* **Goal**
List every component that the passage below names as part of the vehicle-mounted image display system 100, including its reference number.

Correspondingly, the organic EL displays 3 to 6 are also set so
that the angle between the screen (front surface) of each EL
display and the line of driver's sight D is equal to or larger than
about 130 degrees and equal to or smaller the angle to a horizontal
line parallel to the ground.
[0059] Even though each of the organic EL displays 3 to 6 is
inclined by about 40 degrees or more away from the driver from the
position E of the conventional instrument panel (at which the angle
between the front surface of the instrument panel and the line of
driver's sight D is 90 degrees), the driver can read information on
the display sufficiently easily thanks to the
extremely-high-luminance low-angle dependence characteristics of
the organic EL elements. The readability for the driver is
maximized when the angle between the front surface of the EL
display and the line of driver's sight D is in the range from about
135 to 150 degrees.
[0060] It is possible to increase the display area of the display
(e.g., 1.5 time or more larger than the display area in the
conventional art) by inclining the display from the position E of
the conventional instrument panel (at which the angle between the
front surface of the panel and the line of driver's sight D is 90
degrees) so that the angle between the screen of the display and
the line of driver's sight is increased by about 40 degrees or more
from an angle of about 90 degrees. Also, the range of driver's
visual recognition is increased, thus enabling provision of a
larger amount of information.
[0061] [2. Modes of Use of Display]
[0062] As described above, the display area of each of the organic
EL displays 3 to 6 can be increased by inclining the instrument
panel 1 through an angle of about 40 degrees or more from the
position E of the conventional instrument panel (at which the angle
between the front surface of the panel and the line of driver's
sight D is 90 degrees). Modes of effective use of the organic EL
displays 3 to 6 set as described above will be described with
reference to FIGS. 2 to 4.
[0063] FIG. 3 is a block diagram showing a configuration of
essential components of a vehicle-mounted image display system 100
for displaying predetermined images on the organic EL displays 3 to
6 of this embodiment.
[0064] As shown in FIG. 3, the vehicle-mounted image display system
100 includes display units 11 to 14, an image pickup unit 15, a
vehicle speed sensor 16, a navigation unit 17, a vehicle speed
conversion unit 18, a control unit 19, and a setting device 20. The
image pickup unit 15, the navigation unit 17, the vehicle speed
conversion unit 18 and the setting device 20 are respectively
connected by cables to the control unit 19. Each of the display
units 11 to 14 is connected to the control unit 19 by an RS485
interface and a cable, for example.

* **Dataset excerpt**
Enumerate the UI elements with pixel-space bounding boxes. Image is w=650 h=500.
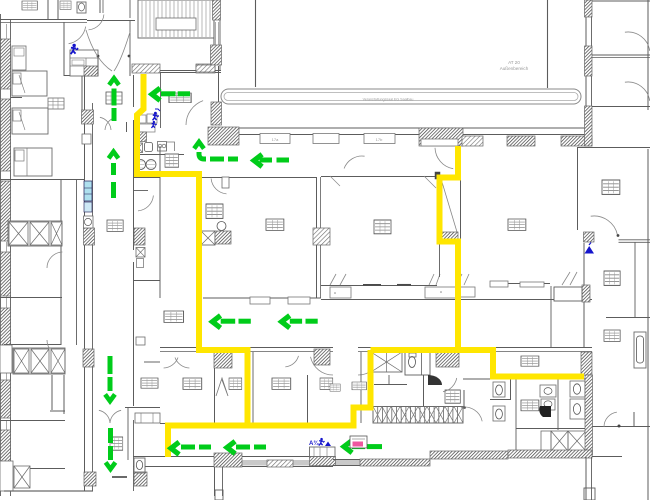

* **Finished answer**
- Display units 11 to 14
- Image pickup unit 15
- Vehicle speed sensor 16
- Navigation unit 17
- Vehicle speed conversion unit 18
- Control unit 19
- Setting device 20